━━━━━ Material supplied ━━━━━

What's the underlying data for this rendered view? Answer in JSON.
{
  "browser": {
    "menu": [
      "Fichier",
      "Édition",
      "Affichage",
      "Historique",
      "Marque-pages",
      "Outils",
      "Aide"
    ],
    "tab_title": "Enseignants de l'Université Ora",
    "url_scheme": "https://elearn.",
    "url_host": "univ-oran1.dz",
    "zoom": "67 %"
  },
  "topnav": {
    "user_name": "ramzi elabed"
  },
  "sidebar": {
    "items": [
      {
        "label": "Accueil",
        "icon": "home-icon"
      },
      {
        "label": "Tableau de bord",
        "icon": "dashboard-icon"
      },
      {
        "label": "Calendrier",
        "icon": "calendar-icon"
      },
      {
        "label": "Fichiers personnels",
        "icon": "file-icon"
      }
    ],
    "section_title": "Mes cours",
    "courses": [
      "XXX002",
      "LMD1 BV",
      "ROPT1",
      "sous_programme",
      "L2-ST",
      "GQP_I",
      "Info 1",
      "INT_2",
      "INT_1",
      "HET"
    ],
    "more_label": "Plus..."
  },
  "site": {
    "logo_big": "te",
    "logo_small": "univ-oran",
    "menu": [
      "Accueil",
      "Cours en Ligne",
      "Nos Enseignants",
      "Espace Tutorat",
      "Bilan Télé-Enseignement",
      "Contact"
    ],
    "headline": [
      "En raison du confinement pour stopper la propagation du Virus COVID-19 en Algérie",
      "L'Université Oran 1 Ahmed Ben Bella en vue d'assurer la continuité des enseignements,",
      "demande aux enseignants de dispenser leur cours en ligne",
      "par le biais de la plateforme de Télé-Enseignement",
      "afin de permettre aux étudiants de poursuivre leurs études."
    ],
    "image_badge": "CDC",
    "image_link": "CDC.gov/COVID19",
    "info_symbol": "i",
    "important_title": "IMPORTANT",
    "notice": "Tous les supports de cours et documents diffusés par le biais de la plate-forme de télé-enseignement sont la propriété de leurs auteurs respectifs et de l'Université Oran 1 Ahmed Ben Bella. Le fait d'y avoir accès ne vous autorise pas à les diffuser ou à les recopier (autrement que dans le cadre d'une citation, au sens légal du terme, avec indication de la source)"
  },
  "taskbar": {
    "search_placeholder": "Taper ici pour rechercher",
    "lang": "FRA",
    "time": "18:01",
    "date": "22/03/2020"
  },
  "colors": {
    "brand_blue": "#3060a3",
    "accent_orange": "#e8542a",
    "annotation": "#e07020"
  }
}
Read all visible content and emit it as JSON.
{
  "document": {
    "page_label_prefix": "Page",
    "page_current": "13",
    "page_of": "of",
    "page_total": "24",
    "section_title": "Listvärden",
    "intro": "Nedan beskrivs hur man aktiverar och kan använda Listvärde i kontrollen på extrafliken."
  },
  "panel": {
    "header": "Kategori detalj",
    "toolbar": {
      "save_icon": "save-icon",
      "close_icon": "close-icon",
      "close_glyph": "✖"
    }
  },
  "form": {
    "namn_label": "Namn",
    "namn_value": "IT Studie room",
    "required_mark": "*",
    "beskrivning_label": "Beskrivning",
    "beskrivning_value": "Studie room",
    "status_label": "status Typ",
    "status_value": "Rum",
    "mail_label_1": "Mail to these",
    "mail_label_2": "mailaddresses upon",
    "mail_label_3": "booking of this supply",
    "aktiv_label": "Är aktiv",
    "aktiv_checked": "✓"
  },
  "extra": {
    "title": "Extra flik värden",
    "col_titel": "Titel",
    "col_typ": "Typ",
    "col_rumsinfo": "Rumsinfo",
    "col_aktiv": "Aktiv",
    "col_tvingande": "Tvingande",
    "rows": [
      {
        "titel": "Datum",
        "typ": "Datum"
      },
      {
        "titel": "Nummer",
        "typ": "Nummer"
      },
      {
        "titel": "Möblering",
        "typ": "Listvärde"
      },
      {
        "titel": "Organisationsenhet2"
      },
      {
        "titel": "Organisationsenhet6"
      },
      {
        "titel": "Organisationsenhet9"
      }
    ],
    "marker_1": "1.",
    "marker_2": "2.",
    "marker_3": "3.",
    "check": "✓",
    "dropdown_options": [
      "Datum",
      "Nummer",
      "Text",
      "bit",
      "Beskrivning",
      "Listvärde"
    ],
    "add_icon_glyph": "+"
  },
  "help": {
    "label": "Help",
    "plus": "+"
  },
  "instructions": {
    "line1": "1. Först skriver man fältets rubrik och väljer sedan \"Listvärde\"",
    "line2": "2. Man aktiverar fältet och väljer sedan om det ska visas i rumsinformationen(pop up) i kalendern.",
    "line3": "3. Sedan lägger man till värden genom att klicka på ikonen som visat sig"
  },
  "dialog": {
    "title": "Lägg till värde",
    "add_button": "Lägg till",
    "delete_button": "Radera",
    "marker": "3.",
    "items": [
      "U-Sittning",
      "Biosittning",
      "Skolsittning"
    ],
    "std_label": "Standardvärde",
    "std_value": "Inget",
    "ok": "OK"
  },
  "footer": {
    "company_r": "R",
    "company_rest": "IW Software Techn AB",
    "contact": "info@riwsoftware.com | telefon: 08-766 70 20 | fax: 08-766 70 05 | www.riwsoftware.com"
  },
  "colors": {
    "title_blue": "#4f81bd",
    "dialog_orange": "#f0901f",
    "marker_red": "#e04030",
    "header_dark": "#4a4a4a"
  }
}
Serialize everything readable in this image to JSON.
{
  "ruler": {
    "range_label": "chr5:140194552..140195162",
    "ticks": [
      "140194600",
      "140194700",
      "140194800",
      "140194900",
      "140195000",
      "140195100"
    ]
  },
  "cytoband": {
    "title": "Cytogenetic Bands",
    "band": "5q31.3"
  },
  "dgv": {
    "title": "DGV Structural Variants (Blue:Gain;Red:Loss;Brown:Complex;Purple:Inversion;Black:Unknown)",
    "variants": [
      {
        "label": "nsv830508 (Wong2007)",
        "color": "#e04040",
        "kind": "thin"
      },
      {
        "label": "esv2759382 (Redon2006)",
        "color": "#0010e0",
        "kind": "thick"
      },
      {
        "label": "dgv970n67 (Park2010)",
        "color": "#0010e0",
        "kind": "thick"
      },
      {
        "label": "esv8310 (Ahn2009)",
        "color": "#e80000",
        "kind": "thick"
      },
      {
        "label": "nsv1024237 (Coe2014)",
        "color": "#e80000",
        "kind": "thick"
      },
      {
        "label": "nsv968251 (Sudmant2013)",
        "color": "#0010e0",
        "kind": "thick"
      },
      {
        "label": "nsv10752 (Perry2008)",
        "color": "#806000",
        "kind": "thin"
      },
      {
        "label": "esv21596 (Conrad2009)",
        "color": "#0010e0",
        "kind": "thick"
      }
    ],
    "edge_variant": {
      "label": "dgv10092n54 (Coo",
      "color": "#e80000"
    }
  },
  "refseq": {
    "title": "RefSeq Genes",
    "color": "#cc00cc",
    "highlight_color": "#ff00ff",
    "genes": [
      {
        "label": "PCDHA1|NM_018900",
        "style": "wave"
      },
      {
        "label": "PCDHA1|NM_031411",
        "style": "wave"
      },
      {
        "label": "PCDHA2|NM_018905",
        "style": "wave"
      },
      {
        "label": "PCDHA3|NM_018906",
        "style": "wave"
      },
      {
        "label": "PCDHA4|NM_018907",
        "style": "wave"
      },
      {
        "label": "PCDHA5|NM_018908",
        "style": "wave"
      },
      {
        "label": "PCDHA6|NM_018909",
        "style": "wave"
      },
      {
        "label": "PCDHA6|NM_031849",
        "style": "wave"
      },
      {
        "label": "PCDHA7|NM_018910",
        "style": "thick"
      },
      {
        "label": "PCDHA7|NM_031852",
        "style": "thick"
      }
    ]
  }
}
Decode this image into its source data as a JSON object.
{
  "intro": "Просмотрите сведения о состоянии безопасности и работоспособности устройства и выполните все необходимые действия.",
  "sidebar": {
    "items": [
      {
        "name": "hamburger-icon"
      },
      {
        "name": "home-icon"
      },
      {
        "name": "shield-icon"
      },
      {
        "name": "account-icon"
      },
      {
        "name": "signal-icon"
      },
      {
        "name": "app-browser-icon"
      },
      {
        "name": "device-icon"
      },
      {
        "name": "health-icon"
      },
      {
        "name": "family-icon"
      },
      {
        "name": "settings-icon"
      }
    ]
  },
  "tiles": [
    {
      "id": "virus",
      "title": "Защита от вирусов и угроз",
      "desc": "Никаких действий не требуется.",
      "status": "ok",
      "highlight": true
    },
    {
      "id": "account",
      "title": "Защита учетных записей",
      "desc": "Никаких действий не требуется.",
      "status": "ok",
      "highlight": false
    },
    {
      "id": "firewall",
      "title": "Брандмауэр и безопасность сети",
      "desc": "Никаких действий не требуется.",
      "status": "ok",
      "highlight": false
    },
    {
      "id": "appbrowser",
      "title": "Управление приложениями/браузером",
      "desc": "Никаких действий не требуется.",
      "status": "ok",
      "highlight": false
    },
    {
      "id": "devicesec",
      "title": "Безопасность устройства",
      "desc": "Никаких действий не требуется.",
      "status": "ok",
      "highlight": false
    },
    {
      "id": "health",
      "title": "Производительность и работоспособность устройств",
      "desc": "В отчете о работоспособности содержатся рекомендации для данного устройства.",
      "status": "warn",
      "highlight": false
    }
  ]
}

━━━━━

* To do:
List every line from the entries above in which "biais" appears.

* Solution for this problem:
      "par le biais de la plateforme de Télé-Enseignement",
    "notice": "Tous les supports de cours et documents diffusés par le biais de la plate-forme de télé-enseignement sont la propriété de leurs auteurs respectifs et de l'Université Oran 1 Ahmed Ben Bella. Le fait d'y avoir accès ne vous autorise pas à les diffuser ou à les recopier (autrement que dans le cadre d'une citation, au sens légal du terme, avec indication de la source)"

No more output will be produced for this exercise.